Written problem: Each line that contains the string "values" counts once; report how many such lines appear in the data, as a number only.

Records provided:

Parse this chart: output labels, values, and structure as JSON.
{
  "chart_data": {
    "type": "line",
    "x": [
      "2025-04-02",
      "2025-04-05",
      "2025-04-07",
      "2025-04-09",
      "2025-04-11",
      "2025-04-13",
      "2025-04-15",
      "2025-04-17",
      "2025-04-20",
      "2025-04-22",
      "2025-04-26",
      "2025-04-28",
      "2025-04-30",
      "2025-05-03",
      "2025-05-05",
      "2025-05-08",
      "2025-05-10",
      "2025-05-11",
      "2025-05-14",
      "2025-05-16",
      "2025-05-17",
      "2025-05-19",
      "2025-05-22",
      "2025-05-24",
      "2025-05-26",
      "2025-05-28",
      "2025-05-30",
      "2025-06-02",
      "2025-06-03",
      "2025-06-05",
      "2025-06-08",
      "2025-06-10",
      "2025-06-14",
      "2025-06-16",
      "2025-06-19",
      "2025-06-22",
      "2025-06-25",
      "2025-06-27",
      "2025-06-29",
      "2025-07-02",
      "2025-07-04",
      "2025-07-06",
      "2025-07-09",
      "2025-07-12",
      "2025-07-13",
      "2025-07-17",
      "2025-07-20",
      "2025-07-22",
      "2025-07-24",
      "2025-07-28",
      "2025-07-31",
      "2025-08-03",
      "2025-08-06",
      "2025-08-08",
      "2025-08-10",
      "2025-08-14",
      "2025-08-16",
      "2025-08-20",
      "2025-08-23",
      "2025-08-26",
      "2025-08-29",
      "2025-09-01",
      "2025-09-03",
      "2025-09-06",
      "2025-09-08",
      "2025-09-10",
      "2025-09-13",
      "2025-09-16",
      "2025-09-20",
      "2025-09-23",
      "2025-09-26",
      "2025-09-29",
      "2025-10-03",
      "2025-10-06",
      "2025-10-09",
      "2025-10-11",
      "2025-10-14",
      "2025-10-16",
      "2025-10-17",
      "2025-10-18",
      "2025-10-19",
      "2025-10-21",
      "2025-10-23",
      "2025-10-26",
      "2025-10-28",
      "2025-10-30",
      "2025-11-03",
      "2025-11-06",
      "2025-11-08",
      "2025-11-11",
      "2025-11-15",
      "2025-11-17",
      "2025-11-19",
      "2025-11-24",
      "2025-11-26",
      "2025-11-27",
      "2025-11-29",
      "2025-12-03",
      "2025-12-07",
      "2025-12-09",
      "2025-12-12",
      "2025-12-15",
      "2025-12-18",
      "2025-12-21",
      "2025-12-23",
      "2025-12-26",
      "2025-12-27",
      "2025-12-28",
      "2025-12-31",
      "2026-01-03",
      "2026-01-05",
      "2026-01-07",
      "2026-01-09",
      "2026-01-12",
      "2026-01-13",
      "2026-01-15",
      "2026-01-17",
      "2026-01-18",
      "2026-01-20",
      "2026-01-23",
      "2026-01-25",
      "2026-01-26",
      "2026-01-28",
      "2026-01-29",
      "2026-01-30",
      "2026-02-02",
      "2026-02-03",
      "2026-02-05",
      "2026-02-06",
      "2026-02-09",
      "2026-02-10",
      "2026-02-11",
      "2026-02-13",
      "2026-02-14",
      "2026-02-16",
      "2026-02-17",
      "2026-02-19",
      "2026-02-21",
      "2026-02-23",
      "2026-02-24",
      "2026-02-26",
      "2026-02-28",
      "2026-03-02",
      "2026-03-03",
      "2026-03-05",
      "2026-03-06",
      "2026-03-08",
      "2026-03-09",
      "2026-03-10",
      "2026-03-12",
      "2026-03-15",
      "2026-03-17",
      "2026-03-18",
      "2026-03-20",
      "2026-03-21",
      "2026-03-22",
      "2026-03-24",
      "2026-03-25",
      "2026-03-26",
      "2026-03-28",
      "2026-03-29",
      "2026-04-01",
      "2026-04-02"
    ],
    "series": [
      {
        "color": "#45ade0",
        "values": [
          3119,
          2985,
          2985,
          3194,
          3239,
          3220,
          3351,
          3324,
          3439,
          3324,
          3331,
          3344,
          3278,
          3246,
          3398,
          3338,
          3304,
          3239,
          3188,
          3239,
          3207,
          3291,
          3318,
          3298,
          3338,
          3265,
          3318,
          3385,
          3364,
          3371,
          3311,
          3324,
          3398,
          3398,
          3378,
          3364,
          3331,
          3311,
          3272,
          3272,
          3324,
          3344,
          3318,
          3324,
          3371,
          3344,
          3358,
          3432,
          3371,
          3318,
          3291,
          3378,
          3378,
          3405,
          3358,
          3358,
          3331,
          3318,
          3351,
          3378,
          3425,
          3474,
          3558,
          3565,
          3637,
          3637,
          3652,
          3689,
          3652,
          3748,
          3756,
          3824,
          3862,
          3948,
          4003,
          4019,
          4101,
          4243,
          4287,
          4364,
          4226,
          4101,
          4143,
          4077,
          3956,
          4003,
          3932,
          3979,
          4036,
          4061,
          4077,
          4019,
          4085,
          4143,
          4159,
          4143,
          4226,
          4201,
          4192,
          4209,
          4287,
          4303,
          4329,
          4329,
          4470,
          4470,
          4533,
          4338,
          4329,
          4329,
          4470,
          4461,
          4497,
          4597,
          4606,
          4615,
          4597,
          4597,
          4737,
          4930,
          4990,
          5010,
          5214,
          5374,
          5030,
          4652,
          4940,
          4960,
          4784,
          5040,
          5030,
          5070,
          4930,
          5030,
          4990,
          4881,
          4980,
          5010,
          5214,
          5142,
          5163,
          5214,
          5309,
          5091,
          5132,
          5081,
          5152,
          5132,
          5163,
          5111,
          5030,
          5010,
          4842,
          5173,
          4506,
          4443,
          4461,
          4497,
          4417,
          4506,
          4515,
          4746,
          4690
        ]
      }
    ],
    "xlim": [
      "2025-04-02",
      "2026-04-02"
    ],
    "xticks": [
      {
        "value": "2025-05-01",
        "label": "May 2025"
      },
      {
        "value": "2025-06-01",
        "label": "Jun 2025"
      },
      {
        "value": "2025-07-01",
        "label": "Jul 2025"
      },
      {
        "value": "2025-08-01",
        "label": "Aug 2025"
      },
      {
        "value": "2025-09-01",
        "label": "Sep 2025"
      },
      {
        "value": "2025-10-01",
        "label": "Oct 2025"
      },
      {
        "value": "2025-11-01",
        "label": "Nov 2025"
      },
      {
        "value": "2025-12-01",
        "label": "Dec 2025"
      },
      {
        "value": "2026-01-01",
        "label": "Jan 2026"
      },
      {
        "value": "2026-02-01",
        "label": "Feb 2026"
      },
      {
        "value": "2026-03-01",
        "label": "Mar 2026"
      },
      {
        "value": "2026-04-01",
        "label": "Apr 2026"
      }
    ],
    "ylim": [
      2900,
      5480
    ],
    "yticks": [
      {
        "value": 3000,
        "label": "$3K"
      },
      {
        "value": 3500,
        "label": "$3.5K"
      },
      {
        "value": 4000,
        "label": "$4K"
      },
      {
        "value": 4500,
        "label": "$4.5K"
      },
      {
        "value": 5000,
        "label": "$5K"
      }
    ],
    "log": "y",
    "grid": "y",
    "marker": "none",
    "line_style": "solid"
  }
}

Result: 2